*ZIEL A*.
Fassen Sie im unten stehenden Text über Zeitgeschichte als Politik den Absatz, der mit „Am Anfang war Hitler“ beginnt, kürzer zusammen, ohne seine zentralen Aussagen zu verlieren.
*ZIEL B*.
Beantworten Sie anhand des unten stehenden Textes über Zeitgeschichte als Politik die folgenden Fragen:
(i) Welcher Historiker wird in der Überschrift genannt?
(ii) Bis zu welcher Person reichen die Zurechnungen, Abrechnungen und Aufrechnungen laut Text mindestens zurück?
(iii) Was steht laut Text hinter Goethe?
*ZIEL C*.
Knüpfen Sie an den unten stehenden Text über Zeitgeschichte als Politik an und führen Sie ihn nach seinem letzten Satz fort.

*DOKUMENTTEXT*.
※

Alle Rechte vorbehalten. © F.A.Z. GmbH, Frankfurt am Main
Zeitgeschichte als Politik: Ernst Nolte, das Schweigen und ein Versuch, es zu brechen
Am Anfang war Hitler. Nicht nur der deutschen Zeitgeschichte des zwanzigsten Jahrhunderts, geradezu der ganzen neueren deutschen Geschichte, mit Zurechnungen, Abrechnungen, Aufrechnungen bis zurück zu Luther, mindestens. Dagegen etwa Goethe zu zitieren wirkt unnütz, denn hinter Goethe steht Buchenwald. In dieser Geschichte gibt es keinen Ruhepunkt, kein Ausweichen, nur die Rastlosigkeit der einen Frage. Nun ist die Zeitgeschichte stets Konflikt, weil zu allem Leben der Konflikt gehört, die Auseinandersetzung um Selbstverständnis und Handeln vor dem Horizont von Erfahrungen und Behauptungen, die stets auch historisch geformt sind. Die Zeit, als Wandel erfahren, drängt in die Geschichte, denn nur dort ist sie als Erfahrung vorstellbar, diskutierbar. Der Wandel verstört Sicherheit, der Bruch zerstört sie: Nach Hitler führt der Blick zurück in die Radikalität des Zweifels an allem, was vorher war.

※

*BEREITGESTELLTE DATENSÄTZE*.
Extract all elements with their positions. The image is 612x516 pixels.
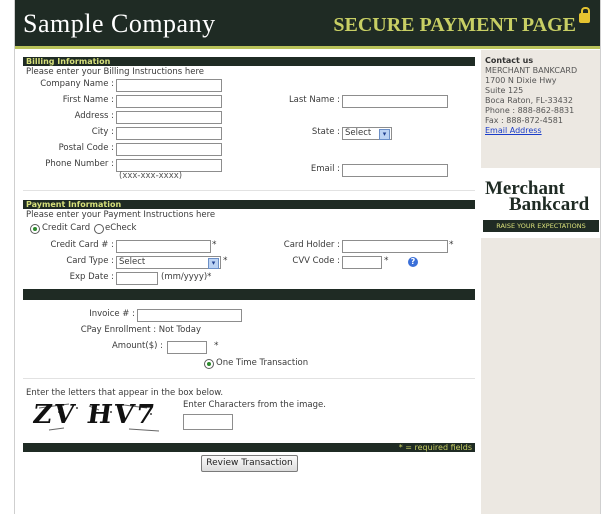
credit-card-label: Credit Card	[42, 223, 91, 233]
contact-line: Boca Raton, FL-33432	[485, 96, 573, 105]
exp-date-label: Exp Date :	[69, 272, 114, 282]
captcha-text: ZV HV7	[30, 400, 159, 430]
address-label: Address :	[74, 111, 114, 121]
help-icon[interactable]: ?	[408, 257, 418, 267]
company-name-label: Company Name :	[40, 79, 114, 89]
merchant-bankcard-logo: Merchant Bankcard RAISE YOUR EXPECTATION…	[481, 168, 600, 238]
invoice-section-bar	[23, 289, 475, 300]
one-time-transaction-radio[interactable]	[204, 359, 214, 369]
page-frame: Sample Company SECURE PAYMENT PAGE Billi…	[14, 0, 601, 514]
secure-payment-label: SECURE PAYMENT PAGE	[333, 14, 576, 36]
credit-card-radio[interactable]	[30, 224, 40, 234]
page-header: Sample Company SECURE PAYMENT PAGE	[15, 0, 600, 49]
payment-instructions: Please enter your Payment Instructions h…	[26, 210, 216, 220]
chevron-down-icon: ▾	[208, 258, 219, 269]
card-holder-label: Card Holder :	[283, 240, 340, 250]
echeck-label: eCheck	[105, 223, 137, 233]
state-select-value: Select	[345, 128, 372, 138]
captcha-prompt: Enter the letters that appear in the box…	[26, 388, 224, 398]
exp-date-input[interactable]	[116, 272, 158, 285]
billing-section-title: Billing Information	[23, 57, 475, 66]
city-input[interactable]	[116, 127, 222, 140]
chevron-down-icon: ▾	[379, 129, 390, 140]
email-address-link[interactable]: Email Address	[485, 126, 542, 135]
first-name-input[interactable]	[116, 95, 222, 108]
required-fields-note: * = required fields	[23, 443, 475, 452]
payment-section-title: Payment Information	[23, 200, 475, 209]
company-brand: Sample Company	[23, 9, 216, 38]
cvv-code-input[interactable]	[342, 256, 382, 269]
card-type-label: Card Type :	[66, 256, 114, 266]
card-type-value: Select	[119, 257, 146, 267]
contact-info: Contact us MERCHANT BANKCARD 1700 N Dixi…	[481, 50, 600, 136]
required-marker: *	[449, 240, 454, 250]
lock-icon	[579, 7, 590, 23]
card-holder-input[interactable]	[342, 240, 448, 253]
city-label: City :	[91, 127, 114, 137]
email-label: Email :	[310, 164, 340, 174]
captcha-input[interactable]	[183, 414, 233, 430]
phone-format-hint: (xxx-xxx-xxxx)	[119, 171, 183, 181]
invoice-input[interactable]	[137, 309, 242, 322]
required-marker: *	[223, 256, 228, 266]
invoice-label: Invoice # :	[89, 309, 135, 319]
postal-code-input[interactable]	[116, 143, 222, 156]
last-name-input[interactable]	[342, 95, 448, 108]
state-select[interactable]: Select ▾	[342, 127, 392, 140]
payment-form: Billing Information Please enter your Bi…	[23, 57, 475, 474]
captcha-instruction: Enter Characters from the image.	[183, 400, 326, 410]
contact-title: Contact us	[485, 56, 534, 65]
card-type-select[interactable]: Select ▾	[116, 256, 221, 269]
phone-number-label: Phone Number :	[45, 159, 114, 169]
echeck-radio[interactable]	[94, 224, 104, 234]
credit-card-number-input[interactable]	[116, 240, 211, 253]
secure-payment-title: SECURE PAYMENT PAGE	[333, 7, 590, 37]
last-name-label: Last Name :	[288, 95, 340, 105]
cpay-enrollment-text: CPay Enrollment : Not Today	[80, 325, 201, 335]
sidebar: Contact us MERCHANT BANKCARD 1700 N Dixi…	[481, 50, 600, 514]
billing-instructions: Please enter your Billing Instructions h…	[26, 67, 205, 77]
email-input[interactable]	[342, 164, 448, 177]
amount-label: Amount($) :	[111, 341, 163, 351]
address-input[interactable]	[116, 111, 222, 124]
required-marker: *	[214, 341, 219, 351]
one-time-transaction-label: One Time Transaction	[216, 358, 309, 368]
required-marker: *	[212, 240, 217, 250]
logo-line-2: Bankcard	[509, 194, 590, 215]
first-name-label: First Name :	[62, 95, 114, 105]
contact-line: MERCHANT BANKCARD	[485, 66, 578, 75]
amount-input[interactable]	[167, 341, 207, 354]
company-name-input[interactable]	[116, 79, 222, 92]
exp-date-hint: (mm/yyyy)*	[161, 272, 212, 282]
required-marker: *	[384, 256, 389, 266]
credit-card-number-label: Credit Card # :	[50, 240, 114, 250]
captcha-image: ZV HV7	[29, 400, 177, 434]
state-label: State :	[311, 127, 340, 137]
contact-line: Phone : 888-862-8831	[485, 106, 575, 115]
logo-tagline: RAISE YOUR EXPECTATIONS	[483, 220, 599, 232]
postal-code-label: Postal Code :	[58, 143, 114, 153]
contact-line: Suite 125	[485, 86, 524, 95]
contact-line: 1700 N Dixie Hwy	[485, 76, 557, 85]
contact-line: Fax : 888-872-4581	[485, 116, 563, 125]
review-transaction-button[interactable]: Review Transaction	[201, 455, 298, 472]
cvv-code-label: CVV Code :	[292, 256, 340, 266]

※

*ANTWORT A*.
Hitler steht am Anfang nicht nur der deutschen Zeitgeschichte des zwanzigsten Jahrhunderts, sondern nahezu der gesamten neueren deutschen Geschichte, deren Zurechnungen und Abrechnungen mindestens bis Luther zurückreichen. Goethe zu zitieren wirkt unnütz, weil hinter Goethe Buchenwald steht. In dieser Geschichte gibt es keinen Ruhepunkt, nur die eine rastlose Frage. Zeitgeschichte ist stets Konflikt um Selbstverständnis und Handeln, vor dem Hintergrund historisch geformter Erfahrungen und Behauptungen. Als Wandel erfahrene Zeit drängt in die Geschichte, weil sie nur dort vorstellbar und diskutierbar ist. Der Wandel verstört Sicherheit, der Bruch zerstört sie: Nach Hitler führt der Blick zurück in einen radikalen Zweifel an allem Früheren.

*ANTWORT B*.
(i) Ernst Nolte
(ii) Bis zu Luther
(iii) Buchenwald

*ANTWORT C*.
Nach Napoleon war das noch anders, nicht nur in Deutschland, auch in Frankreich, wo das Empire die zwei Frankreichs zu verbinden schien, die schwankenden Sieger und Besiegten von 1789, ähnlich wie Bismarcks Reich 1806 vergessen half, auch 1848. Nach Versailles, nun dem der Alliierten, änderte sich das. Stand womöglich Versailles am Anfang und nicht Hitler? Versailles öffnet den Blick auf das zwanzigste Jahrhundert als ein weithin deutsches Jahrhundert: 1918, 1933, 1939, 1945, 1989, doch inwieweit öffnet es auch den Blick auf Hitler? Inwiefern steht er für das Hervorbrechen einer "eigentlichen" deutschen Geschichte, die, nur halb verhüllt, längst schon vorhanden war und also historisch-epochal nicht mehr zu fassen? Oder inwiefern ist er historisch, das momentane Extrem einer zerrissenen Gesellschaft in der Latenz von Bürgerkrieg und Ausnahmezustand, wie sie auch ein Napoleon bereits kannte, die Latenz und ihre Aktualisierung?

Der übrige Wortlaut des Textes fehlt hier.